- [Objective] Note how many lines hold the string "below" and give that number without any other words.

[START OF Records shown]

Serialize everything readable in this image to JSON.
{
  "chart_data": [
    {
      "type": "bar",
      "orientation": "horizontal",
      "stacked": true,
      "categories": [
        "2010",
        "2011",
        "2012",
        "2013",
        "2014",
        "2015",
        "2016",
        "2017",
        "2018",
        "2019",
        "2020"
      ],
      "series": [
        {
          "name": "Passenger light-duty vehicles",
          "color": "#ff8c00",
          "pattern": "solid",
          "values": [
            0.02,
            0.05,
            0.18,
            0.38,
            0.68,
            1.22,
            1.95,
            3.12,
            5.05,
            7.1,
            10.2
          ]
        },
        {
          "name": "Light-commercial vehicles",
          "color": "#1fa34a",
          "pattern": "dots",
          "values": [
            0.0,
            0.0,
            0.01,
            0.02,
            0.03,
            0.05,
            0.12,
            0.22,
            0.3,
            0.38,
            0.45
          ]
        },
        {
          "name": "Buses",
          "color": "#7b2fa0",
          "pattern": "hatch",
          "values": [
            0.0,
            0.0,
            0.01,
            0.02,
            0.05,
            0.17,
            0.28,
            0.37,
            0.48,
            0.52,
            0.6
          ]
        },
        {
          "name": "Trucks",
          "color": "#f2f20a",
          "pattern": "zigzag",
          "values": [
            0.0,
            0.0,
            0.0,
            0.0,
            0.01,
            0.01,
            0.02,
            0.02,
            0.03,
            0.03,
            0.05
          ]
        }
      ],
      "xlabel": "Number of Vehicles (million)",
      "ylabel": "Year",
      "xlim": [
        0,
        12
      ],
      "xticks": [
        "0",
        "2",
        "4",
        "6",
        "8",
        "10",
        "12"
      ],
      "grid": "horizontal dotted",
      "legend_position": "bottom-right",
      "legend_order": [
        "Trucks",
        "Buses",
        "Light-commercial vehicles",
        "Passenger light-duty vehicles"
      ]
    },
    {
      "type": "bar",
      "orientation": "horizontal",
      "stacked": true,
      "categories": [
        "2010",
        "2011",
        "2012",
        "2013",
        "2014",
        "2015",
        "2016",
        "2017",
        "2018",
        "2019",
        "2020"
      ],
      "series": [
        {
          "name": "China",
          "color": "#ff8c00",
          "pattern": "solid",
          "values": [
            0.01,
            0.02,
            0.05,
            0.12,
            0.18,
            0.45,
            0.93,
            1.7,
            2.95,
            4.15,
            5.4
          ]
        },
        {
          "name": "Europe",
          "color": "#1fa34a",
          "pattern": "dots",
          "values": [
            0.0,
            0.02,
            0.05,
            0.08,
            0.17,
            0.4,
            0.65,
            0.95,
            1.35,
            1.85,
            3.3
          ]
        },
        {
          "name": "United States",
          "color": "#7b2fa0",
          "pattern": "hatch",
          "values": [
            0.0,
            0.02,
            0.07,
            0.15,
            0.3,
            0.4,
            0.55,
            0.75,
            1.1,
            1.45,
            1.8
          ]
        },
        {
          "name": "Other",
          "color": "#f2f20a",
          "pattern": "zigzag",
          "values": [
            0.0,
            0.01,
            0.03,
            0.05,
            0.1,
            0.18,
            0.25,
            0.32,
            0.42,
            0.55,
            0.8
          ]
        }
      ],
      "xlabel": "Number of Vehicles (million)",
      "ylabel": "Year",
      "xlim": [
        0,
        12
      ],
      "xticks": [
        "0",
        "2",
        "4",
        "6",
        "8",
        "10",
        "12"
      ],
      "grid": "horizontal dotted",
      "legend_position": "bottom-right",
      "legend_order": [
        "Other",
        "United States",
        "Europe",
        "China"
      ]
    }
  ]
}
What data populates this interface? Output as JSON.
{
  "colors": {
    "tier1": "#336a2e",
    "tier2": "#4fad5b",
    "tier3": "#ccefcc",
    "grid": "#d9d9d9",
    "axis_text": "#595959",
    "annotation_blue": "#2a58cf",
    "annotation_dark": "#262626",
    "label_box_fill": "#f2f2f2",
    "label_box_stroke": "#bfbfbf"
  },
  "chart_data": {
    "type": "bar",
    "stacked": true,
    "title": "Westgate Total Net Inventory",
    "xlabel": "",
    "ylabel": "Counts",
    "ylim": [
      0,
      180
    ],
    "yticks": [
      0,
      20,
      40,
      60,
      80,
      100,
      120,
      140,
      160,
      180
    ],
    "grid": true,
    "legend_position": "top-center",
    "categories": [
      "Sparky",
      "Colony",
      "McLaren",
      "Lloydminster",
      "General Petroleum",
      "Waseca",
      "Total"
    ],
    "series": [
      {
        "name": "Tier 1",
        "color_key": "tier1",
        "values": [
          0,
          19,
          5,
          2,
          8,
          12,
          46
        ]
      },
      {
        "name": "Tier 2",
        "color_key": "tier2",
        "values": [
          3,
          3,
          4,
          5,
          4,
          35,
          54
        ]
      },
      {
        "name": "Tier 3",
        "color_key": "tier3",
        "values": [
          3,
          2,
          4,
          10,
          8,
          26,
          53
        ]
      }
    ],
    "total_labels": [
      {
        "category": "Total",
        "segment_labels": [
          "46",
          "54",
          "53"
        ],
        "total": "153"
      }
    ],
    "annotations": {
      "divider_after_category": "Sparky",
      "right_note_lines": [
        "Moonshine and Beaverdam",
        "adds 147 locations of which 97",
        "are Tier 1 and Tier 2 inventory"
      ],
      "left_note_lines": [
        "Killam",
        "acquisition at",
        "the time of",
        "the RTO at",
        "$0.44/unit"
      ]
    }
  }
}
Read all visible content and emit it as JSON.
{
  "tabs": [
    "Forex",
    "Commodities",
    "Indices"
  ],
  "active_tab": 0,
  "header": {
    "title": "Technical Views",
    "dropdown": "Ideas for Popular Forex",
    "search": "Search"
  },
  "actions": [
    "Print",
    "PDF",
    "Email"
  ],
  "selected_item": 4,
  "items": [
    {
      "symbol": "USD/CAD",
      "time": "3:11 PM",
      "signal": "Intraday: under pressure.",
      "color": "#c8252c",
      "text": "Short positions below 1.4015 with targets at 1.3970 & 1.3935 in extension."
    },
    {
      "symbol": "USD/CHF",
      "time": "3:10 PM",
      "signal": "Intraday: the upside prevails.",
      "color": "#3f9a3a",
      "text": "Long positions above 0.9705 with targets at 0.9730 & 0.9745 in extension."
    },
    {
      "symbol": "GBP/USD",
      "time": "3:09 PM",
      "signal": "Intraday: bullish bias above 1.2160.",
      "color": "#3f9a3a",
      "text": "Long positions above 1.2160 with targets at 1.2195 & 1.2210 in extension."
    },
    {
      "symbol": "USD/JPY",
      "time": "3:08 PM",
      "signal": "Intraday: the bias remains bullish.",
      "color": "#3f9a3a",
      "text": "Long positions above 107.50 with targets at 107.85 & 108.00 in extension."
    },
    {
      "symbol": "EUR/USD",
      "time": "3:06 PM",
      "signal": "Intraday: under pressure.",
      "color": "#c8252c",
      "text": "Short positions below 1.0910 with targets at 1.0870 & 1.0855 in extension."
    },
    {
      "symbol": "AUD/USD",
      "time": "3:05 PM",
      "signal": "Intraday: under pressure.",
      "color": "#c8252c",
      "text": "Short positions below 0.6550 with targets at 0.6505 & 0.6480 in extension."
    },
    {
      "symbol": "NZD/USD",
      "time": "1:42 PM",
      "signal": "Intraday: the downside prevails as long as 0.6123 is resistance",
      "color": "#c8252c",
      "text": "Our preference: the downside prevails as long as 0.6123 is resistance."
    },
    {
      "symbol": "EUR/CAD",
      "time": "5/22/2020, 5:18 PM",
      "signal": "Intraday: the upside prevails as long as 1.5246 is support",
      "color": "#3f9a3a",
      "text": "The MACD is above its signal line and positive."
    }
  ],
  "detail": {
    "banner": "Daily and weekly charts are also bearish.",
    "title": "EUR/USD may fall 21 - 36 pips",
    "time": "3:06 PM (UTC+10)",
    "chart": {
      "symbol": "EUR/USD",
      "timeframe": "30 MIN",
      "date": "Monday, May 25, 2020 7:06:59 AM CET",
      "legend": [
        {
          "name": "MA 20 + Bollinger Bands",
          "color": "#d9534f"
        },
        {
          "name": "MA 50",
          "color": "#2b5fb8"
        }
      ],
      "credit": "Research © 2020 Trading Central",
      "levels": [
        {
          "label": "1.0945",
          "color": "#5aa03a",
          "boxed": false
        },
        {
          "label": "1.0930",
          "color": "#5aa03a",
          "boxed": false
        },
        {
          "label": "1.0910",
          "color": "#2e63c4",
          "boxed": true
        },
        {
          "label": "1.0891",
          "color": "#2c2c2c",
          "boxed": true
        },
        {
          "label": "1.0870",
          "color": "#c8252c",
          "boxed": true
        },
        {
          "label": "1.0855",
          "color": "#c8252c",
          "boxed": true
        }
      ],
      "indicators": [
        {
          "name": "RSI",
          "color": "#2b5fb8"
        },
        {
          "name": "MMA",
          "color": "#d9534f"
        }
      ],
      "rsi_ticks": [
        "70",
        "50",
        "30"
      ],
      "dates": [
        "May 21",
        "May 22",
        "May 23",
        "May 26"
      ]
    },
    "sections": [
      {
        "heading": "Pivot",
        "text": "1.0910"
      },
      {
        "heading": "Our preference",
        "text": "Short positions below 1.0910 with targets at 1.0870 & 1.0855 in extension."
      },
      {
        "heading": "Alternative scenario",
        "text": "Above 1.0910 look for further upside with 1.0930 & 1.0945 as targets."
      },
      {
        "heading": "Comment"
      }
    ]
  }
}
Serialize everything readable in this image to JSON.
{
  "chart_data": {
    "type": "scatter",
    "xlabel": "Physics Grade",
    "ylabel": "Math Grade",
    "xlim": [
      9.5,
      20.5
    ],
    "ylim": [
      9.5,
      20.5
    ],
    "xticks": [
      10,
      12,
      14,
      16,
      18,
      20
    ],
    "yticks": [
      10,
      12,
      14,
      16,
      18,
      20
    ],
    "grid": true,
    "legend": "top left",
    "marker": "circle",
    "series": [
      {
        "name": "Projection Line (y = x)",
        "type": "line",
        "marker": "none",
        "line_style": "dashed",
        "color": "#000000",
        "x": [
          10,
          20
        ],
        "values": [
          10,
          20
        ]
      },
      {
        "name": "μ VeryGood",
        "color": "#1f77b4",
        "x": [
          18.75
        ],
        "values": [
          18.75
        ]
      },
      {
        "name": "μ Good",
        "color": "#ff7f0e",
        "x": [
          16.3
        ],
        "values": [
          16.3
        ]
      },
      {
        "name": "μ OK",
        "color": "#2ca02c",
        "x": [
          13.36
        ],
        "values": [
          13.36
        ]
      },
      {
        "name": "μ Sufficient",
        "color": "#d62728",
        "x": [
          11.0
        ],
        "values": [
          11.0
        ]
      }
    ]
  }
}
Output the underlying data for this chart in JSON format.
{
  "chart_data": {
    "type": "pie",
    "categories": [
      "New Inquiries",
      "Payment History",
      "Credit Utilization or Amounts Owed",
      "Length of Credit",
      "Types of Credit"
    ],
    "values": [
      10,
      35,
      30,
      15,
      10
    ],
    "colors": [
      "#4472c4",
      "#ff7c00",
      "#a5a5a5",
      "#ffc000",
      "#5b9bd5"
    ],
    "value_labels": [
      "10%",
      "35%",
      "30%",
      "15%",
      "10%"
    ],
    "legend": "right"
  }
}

[END OF Records shown]

- [Correct answer] 4